** INPUT DATA **
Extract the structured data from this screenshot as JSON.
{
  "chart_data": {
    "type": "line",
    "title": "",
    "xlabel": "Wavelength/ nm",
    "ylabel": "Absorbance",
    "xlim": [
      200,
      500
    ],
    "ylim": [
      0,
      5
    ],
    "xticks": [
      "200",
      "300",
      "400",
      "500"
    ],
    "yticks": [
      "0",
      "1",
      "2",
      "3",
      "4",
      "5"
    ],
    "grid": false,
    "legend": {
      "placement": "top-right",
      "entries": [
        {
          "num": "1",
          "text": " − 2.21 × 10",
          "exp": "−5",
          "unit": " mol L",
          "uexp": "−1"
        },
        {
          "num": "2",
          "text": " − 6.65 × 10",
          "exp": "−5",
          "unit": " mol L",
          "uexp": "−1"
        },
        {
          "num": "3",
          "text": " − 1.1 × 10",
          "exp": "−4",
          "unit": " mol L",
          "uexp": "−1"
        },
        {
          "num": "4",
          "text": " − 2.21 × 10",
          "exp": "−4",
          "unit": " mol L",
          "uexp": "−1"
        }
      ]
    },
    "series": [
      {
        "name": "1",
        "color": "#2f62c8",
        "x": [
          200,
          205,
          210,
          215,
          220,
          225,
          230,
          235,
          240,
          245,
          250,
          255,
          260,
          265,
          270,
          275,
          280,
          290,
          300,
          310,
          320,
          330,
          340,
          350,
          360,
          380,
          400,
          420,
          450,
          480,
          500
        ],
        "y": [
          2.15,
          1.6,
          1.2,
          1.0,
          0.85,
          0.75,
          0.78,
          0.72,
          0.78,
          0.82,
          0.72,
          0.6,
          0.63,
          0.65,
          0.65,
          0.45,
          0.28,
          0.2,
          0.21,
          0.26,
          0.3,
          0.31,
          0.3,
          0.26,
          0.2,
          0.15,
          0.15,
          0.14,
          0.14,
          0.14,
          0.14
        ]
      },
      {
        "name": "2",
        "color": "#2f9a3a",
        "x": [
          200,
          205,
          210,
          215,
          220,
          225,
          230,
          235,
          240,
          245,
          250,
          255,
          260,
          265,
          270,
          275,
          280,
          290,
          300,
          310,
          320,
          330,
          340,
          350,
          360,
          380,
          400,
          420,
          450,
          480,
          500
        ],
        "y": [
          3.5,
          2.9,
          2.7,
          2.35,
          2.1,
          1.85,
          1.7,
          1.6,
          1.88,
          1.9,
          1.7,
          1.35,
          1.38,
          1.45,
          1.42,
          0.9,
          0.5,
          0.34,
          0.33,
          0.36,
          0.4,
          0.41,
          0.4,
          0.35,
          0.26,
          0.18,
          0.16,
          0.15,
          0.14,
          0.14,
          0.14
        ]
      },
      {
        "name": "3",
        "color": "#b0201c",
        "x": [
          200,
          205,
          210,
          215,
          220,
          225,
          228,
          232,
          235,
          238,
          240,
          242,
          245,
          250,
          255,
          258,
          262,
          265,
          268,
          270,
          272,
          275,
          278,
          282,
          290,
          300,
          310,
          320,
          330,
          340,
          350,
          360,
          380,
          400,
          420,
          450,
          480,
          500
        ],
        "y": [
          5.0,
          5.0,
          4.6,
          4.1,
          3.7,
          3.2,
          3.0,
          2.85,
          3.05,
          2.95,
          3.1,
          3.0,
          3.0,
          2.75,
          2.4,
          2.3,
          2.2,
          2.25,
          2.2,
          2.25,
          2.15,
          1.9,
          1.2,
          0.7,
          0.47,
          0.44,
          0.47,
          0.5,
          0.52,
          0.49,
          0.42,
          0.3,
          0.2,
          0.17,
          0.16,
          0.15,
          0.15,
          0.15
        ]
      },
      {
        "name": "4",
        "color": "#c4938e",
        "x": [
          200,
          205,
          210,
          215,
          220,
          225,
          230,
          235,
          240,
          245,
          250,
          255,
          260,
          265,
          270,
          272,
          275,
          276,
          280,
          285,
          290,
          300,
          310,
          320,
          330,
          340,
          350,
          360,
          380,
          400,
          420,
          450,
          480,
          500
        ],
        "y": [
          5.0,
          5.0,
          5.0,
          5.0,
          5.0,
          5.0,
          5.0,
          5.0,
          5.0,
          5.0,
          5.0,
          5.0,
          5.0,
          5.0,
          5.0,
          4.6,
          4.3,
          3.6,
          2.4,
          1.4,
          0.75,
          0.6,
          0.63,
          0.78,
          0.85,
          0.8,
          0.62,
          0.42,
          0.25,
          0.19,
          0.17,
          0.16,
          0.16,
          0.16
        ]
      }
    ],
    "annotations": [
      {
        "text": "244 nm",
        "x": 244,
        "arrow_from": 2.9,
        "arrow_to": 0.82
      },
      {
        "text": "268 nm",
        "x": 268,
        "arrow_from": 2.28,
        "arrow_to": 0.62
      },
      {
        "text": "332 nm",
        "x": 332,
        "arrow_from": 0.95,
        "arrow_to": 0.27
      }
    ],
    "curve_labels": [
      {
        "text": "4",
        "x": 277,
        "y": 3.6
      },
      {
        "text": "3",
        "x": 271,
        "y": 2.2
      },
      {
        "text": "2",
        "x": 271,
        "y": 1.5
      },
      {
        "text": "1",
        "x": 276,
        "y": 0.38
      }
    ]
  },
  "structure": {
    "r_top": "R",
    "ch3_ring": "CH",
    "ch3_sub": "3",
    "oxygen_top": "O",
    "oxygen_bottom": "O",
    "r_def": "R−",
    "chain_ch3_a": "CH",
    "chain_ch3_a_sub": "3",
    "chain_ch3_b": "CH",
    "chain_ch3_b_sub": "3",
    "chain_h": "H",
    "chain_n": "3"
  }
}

** STATED PROBLEM **
Using the data above, return each line exactly as written.

** FINAL ANSWER **
Extract the structured data from this screenshot as JSON.
{
  "chart_data": {
    "type": "line",
    "title": "",
    "xlabel": "Wavelength/ nm",
    "ylabel": "Absorbance",
    "xlim": [
      200,
      500
    ],
    "ylim": [
      0,
      5
    ],
    "xticks": [
      "200",
      "300",
      "400",
      "500"
    ],
    "yticks": [
      "0",
      "1",
      "2",
      "3",
      "4",
      "5"
    ],
    "grid": false,
    "legend": {
      "placement": "top-right",
      "entries": [
        {
          "num": "1",
          "text": " − 2.21 × 10",
          "exp": "−5",
          "unit": " mol L",
          "uexp": "−1"
        },
        {
          "num": "2",
          "text": " − 6.65 × 10",
          "exp": "−5",
          "unit": " mol L",
          "uexp": "−1"
        },
        {
          "num": "3",
          "text": " − 1.1 × 10",
          "exp": "−4",
          "unit": " mol L",
          "uexp": "−1"
        },
        {
          "num": "4",
          "text": " − 2.21 × 10",
          "exp": "−4",
          "unit": " mol L",
          "uexp": "−1"
        }
      ]
    },
    "series": [
      {
        "name": "1",
        "color": "#2f62c8",
        "x": [
          200,
          205,
          210,
          215,
          220,
          225,
          230,
          235,
          240,
          245,
          250,
          255,
          260,
          265,
          270,
          275,
          280,
          290,
          300,
          310,
          320,
          330,
          340,
          350,
          360,
          380,
          400,
          420,
          450,
          480,
          500
        ],
        "y": [
          2.15,
          1.6,
          1.2,
          1.0,
          0.85,
          0.75,
          0.78,
          0.72,
          0.78,
          0.82,
          0.72,
          0.6,
          0.63,
          0.65,
          0.65,
          0.45,
          0.28,
          0.2,
          0.21,
          0.26,
          0.3,
          0.31,
          0.3,
          0.26,
          0.2,
          0.15,
          0.15,
          0.14,
          0.14,
          0.14,
          0.14
        ]
      },
      {
        "name": "2",
        "color": "#2f9a3a",
        "x": [
          200,
          205,
          210,
          215,
          220,
          225,
          230,
          235,
          240,
          245,
          250,
          255,
          260,
          265,
          270,
          275,
          280,
          290,
          300,
          310,
          320,
          330,
          340,
          350,
          360,
          380,
          400,
          420,
          450,
          480,
          500
        ],
        "y": [
          3.5,
          2.9,
          2.7,
          2.35,
          2.1,
          1.85,
          1.7,
          1.6,
          1.88,
          1.9,
          1.7,
          1.35,
          1.38,
          1.45,
          1.42,
          0.9,
          0.5,
          0.34,
          0.33,
          0.36,
          0.4,
          0.41,
          0.4,
          0.35,
          0.26,
          0.18,
          0.16,
          0.15,
          0.14,
          0.14,
          0.14
        ]
      },
      {
        "name": "3",
        "color": "#b0201c",
        "x": [
          200,
          205,
          210,
          215,
          220,
          225,
          228,
          232,
          235,
          238,
          240,
          242,
          245,
          250,
          255,
          258,
          262,
          265,
          268,
          270,
          272,
          275,
          278,
          282,
          290,
          300,
          310,
          320,
          330,
          340,
          350,
          360,
          380,
          400,
          420,
          450,
          480,
          500
        ],
        "y": [
          5.0,
          5.0,
          4.6,
          4.1,
          3.7,
          3.2,
          3.0,
          2.85,
          3.05,
          2.95,
          3.1,
          3.0,
          3.0,
          2.75,
          2.4,
          2.3,
          2.2,
          2.25,
          2.2,
          2.25,
          2.15,
          1.9,
          1.2,
          0.7,
          0.47,
          0.44,
          0.47,
          0.5,
          0.52,
          0.49,
          0.42,
          0.3,
          0.2,
          0.17,
          0.16,
          0.15,
          0.15,
          0.15
        ]
      },
      {
        "name": "4",
        "color": "#c4938e",
        "x": [
          200,
          205,
          210,
          215,
          220,
          225,
          230,
          235,
          240,
          245,
          250,
          255,
          260,
          265,
          270,
          272,
          275,
          276,
          280,
          285,
          290,
          300,
          310,
          320,
          330,
          340,
          350,
          360,
          380,
          400,
          420,
          450,
          480,
          500
        ],
        "y": [
          5.0,
          5.0,
          5.0,
          5.0,
          5.0,
          5.0,
          5.0,
          5.0,
          5.0,
          5.0,
          5.0,
          5.0,
          5.0,
          5.0,
          5.0,
          4.6,
          4.3,
          3.6,
          2.4,
          1.4,
          0.75,
          0.6,
          0.63,
          0.78,
          0.85,
          0.8,
          0.62,
          0.42,
          0.25,
          0.19,
          0.17,
          0.16,
          0.16,
          0.16
        ]
      }
    ],
    "annotations": [
      {
        "text": "244 nm",
        "x": 244,
        "arrow_from": 2.9,
        "arrow_to": 0.82
      },
      {
        "text": "268 nm",
        "x": 268,
        "arrow_from": 2.28,
        "arrow_to": 0.62
      },
      {
        "text": "332 nm",
        "x": 332,
        "arrow_from": 0.95,
        "arrow_to": 0.27
      }
    ],
    "curve_labels": [
      {
        "text": "4",
        "x": 277,
        "y": 3.6
      },
      {
        "text": "3",
        "x": 271,
        "y": 2.2
      },
      {
        "text": "2",
        "x": 271,
        "y": 1.5
      },
      {
        "text": "1",
        "x": 276,
        "y": 0.38
      }
    ]
  },
  "structure": {
    "r_top": "R",
    "ch3_ring": "CH",
    "ch3_sub": "3",
    "oxygen_top": "O",
    "oxygen_bottom": "O",
    "r_def": "R−",
    "chain_ch3_a": "CH",
    "chain_ch3_a_sub": "3",
    "chain_ch3_b": "CH",
    "chain_ch3_b_sub": "3",
    "chain_h": "H",
    "chain_n": "3"
  }
}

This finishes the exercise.